Exercise directions:
Verbatim output of all the material below is required.

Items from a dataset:
§ §

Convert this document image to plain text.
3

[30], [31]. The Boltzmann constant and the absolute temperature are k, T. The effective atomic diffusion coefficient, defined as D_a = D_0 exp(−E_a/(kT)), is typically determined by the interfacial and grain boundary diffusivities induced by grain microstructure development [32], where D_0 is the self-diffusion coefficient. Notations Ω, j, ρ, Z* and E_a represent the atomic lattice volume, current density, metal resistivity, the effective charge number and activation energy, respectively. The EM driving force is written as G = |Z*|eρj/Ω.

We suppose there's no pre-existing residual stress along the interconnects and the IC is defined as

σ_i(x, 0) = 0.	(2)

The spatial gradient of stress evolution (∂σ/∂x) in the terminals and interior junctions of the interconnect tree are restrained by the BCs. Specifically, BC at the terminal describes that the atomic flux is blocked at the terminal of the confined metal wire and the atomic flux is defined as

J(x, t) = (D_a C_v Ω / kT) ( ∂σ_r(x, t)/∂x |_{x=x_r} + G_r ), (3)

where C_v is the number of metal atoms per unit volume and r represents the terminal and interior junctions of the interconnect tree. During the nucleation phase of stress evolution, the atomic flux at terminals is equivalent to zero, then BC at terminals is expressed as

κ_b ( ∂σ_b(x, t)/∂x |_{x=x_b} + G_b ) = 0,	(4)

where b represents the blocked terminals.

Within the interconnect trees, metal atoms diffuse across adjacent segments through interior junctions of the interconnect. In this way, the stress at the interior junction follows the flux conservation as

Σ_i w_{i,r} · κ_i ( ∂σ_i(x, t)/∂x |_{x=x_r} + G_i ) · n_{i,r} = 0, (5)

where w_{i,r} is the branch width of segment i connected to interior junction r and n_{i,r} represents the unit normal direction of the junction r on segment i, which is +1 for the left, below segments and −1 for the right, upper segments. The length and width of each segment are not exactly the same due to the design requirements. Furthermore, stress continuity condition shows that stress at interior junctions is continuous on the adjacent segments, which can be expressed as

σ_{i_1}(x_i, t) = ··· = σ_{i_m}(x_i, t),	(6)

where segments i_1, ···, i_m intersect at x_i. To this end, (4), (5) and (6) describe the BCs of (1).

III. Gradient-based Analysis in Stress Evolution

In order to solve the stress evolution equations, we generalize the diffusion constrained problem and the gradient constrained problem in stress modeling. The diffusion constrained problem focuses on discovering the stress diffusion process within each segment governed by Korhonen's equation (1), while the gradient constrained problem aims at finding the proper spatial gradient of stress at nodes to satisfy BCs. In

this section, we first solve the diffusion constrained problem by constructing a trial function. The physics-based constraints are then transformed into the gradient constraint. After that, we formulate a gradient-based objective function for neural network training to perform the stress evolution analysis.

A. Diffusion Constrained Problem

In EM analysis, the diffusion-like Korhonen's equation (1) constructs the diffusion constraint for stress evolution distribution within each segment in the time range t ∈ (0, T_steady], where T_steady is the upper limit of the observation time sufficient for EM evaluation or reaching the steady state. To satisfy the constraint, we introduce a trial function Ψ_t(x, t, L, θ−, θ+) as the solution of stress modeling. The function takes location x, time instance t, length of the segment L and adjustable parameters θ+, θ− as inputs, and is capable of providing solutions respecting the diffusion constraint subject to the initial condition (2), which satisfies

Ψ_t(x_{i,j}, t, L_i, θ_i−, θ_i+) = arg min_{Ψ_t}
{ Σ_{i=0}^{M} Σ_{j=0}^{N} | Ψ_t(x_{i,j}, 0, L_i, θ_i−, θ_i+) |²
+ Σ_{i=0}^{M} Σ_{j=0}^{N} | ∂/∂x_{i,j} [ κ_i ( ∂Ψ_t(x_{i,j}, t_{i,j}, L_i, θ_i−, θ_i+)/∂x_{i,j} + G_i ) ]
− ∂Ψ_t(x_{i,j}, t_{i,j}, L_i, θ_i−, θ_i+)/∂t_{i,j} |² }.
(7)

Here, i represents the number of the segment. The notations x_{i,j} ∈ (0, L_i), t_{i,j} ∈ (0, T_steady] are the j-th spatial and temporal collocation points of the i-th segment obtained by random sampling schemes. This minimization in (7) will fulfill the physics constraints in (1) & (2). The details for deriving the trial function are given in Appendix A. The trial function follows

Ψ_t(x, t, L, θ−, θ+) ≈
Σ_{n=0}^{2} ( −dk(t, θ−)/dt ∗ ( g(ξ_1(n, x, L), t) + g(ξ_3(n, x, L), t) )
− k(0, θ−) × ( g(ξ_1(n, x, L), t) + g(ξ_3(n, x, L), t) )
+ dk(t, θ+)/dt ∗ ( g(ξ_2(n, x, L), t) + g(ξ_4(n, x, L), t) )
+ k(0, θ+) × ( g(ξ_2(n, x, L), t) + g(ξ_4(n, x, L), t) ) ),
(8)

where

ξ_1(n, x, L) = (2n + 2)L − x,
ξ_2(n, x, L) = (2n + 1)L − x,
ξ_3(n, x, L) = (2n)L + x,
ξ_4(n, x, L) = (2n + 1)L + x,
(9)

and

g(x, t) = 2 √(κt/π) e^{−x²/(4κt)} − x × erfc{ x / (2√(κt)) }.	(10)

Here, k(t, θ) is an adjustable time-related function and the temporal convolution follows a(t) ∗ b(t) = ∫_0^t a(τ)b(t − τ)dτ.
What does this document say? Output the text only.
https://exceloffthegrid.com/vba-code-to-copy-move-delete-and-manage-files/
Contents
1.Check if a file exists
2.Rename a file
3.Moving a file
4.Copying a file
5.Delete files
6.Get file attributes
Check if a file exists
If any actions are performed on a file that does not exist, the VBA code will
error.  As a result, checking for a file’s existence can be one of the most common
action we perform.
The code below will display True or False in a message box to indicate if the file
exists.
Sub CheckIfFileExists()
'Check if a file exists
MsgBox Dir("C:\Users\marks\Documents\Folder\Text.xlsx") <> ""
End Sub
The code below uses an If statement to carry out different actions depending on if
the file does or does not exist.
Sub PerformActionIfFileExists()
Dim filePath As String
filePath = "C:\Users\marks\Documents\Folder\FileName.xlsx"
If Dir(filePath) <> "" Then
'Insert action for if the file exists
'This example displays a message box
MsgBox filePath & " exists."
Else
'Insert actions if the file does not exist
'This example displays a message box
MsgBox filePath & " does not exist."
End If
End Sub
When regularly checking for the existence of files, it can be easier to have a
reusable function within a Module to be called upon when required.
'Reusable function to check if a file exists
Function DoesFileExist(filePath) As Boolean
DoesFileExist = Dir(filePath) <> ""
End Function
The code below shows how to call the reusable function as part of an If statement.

§ §

Final result:
Convert this document image to plain text.
3

[30], [31]. The Boltzmann constant and the absolute temperature are k, T. The effective atomic diffusion coefficient, defined as D_a = D_0 exp(−E_a/(kT)), is typically determined by the interfacial and grain boundary diffusivities induced by grain microstructure development [32], where D_0 is the self-diffusion coefficient. Notations Ω, j, ρ, Z* and E_a represent the atomic lattice volume, current density, metal resistivity, the effective charge number and activation energy, respectively. The EM driving force is written as G = |Z*|eρj/Ω.

We suppose there's no pre-existing residual stress along the interconnects and the IC is defined as

σ_i(x, 0) = 0.	(2)

The spatial gradient of stress evolution (∂σ/∂x) in the terminals and interior junctions of the interconnect tree are restrained by the BCs. Specifically, BC at the terminal describes that the atomic flux is blocked at the terminal of the confined metal wire and the atomic flux is defined as

J(x, t) = (D_a C_v Ω / kT) ( ∂σ_r(x, t)/∂x |_{x=x_r} + G_r ), (3)

where C_v is the number of metal atoms per unit volume and r represents the terminal and interior junctions of the interconnect tree. During the nucleation phase of stress evolution, the atomic flux at terminals is equivalent to zero, then BC at terminals is expressed as

κ_b ( ∂σ_b(x, t)/∂x |_{x=x_b} + G_b ) = 0,	(4)

where b represents the blocked terminals.

Within the interconnect trees, metal atoms diffuse across adjacent segments through interior junctions of the interconnect. In this way, the stress at the interior junction follows the flux conservation as

Σ_i w_{i,r} · κ_i ( ∂σ_i(x, t)/∂x |_{x=x_r} + G_i ) · n_{i,r} = 0, (5)

where w_{i,r} is the branch width of segment i connected to interior junction r and n_{i,r} represents the unit normal direction of the junction r on segment i, which is +1 for the left, below segments and −1 for the right, upper segments. The length and width of each segment are not exactly the same due to the design requirements. Furthermore, stress continuity condition shows that stress at interior junctions is continuous on the adjacent segments, which can be expressed as

σ_{i_1}(x_i, t) = ··· = σ_{i_m}(x_i, t),	(6)

where segments i_1, ···, i_m intersect at x_i. To this end, (4), (5) and (6) describe the BCs of (1).

III. Gradient-based Analysis in Stress Evolution

In order to solve the stress evolution equations, we generalize the diffusion constrained problem and the gradient constrained problem in stress modeling. The diffusion constrained problem focuses on discovering the stress diffusion process within each segment governed by Korhonen's equation (1), while the gradient constrained problem aims at finding the proper spatial gradient of stress at nodes to satisfy BCs. In

this section, we first solve the diffusion constrained problem by constructing a trial function. The physics-based constraints are then transformed into the gradient constraint. After that, we formulate a gradient-based objective function for neural network training to perform the stress evolution analysis.

A. Diffusion Constrained Problem

In EM analysis, the diffusion-like Korhonen's equation (1) constructs the diffusion constraint for stress evolution distribution within each segment in the time range t ∈ (0, T_steady], where T_steady is the upper limit of the observation time sufficient for EM evaluation or reaching the steady state. To satisfy the constraint, we introduce a trial function Ψ_t(x, t, L, θ−, θ+) as the solution of stress modeling. The function takes location x, time instance t, length of the segment L and adjustable parameters θ+, θ− as inputs, and is capable of providing solutions respecting the diffusion constraint subject to the initial condition (2), which satisfies

Ψ_t(x_{i,j}, t, L_i, θ_i−, θ_i+) = arg min_{Ψ_t}
{ Σ_{i=0}^{M} Σ_{j=0}^{N} | Ψ_t(x_{i,j}, 0, L_i, θ_i−, θ_i+) |²
+ Σ_{i=0}^{M} Σ_{j=0}^{N} | ∂/∂x_{i,j} [ κ_i ( ∂Ψ_t(x_{i,j}, t_{i,j}, L_i, θ_i−, θ_i+)/∂x_{i,j} + G_i ) ]
− ∂Ψ_t(x_{i,j}, t_{i,j}, L_i, θ_i−, θ_i+)/∂t_{i,j} |² }.
(7)

Here, i represents the number of the segment. The notations x_{i,j} ∈ (0, L_i), t_{i,j} ∈ (0, T_steady] are the j-th spatial and temporal collocation points of the i-th segment obtained by random sampling schemes. This minimization in (7) will fulfill the physics constraints in (1) & (2). The details for deriving the trial function are given in Appendix A. The trial function follows

Ψ_t(x, t, L, θ−, θ+) ≈
Σ_{n=0}^{2} ( −dk(t, θ−)/dt ∗ ( g(ξ_1(n, x, L), t) + g(ξ_3(n, x, L), t) )
− k(0, θ−) × ( g(ξ_1(n, x, L), t) + g(ξ_3(n, x, L), t) )
+ dk(t, θ+)/dt ∗ ( g(ξ_2(n, x, L), t) + g(ξ_4(n, x, L), t) )
+ k(0, θ+) × ( g(ξ_2(n, x, L), t) + g(ξ_4(n, x, L), t) ) ),
(8)

where

ξ_1(n, x, L) = (2n + 2)L − x,
ξ_2(n, x, L) = (2n + 1)L − x,
ξ_3(n, x, L) = (2n)L + x,
ξ_4(n, x, L) = (2n + 1)L + x,
(9)

and

g(x, t) = 2 √(κt/π) e^{−x²/(4κt)} − x × erfc{ x / (2√(κt)) }.	(10)

Here, k(t, θ) is an adjustable time-related function and the temporal convolution follows a(t) ∗ b(t) = ∫_0^t a(τ)b(t − τ)dτ.
What does this document say? Output the text only.
https://exceloffthegrid.com/vba-code-to-copy-move-delete-and-manage-files/
Contents
1.Check if a file exists
2.Rename a file
3.Moving a file
4.Copying a file
5.Delete files
6.Get file attributes
Check if a file exists
If any actions are performed on a file that does not exist, the VBA code will
error.  As a result, checking for a file’s existence can be one of the most common
action we perform.
The code below will display True or False in a message box to indicate if the file
exists.
Sub CheckIfFileExists()
'Check if a file exists
MsgBox Dir("C:\Users\marks\Documents\Folder\Text.xlsx") <> ""
End Sub
The code below uses an If statement to carry out different actions depending on if
the file does or does not exist.
Sub PerformActionIfFileExists()
Dim filePath As String
filePath = "C:\Users\marks\Documents\Folder\FileName.xlsx"
If Dir(filePath) <> "" Then
'Insert action for if the file exists
'This example displays a message box
MsgBox filePath & " exists."
Else
'Insert actions if the file does not exist
'This example displays a message box
MsgBox filePath & " does not exist."
End If
End Sub
When regularly checking for the existence of files, it can be easier to have a
reusable function within a Module to be called upon when required.
'Reusable function to check if a file exists
Function DoesFileExist(filePath) As Boolean
DoesFileExist = Dir(filePath) <> ""
End Function
The code below shows how to call the reusable function as part of an If statement.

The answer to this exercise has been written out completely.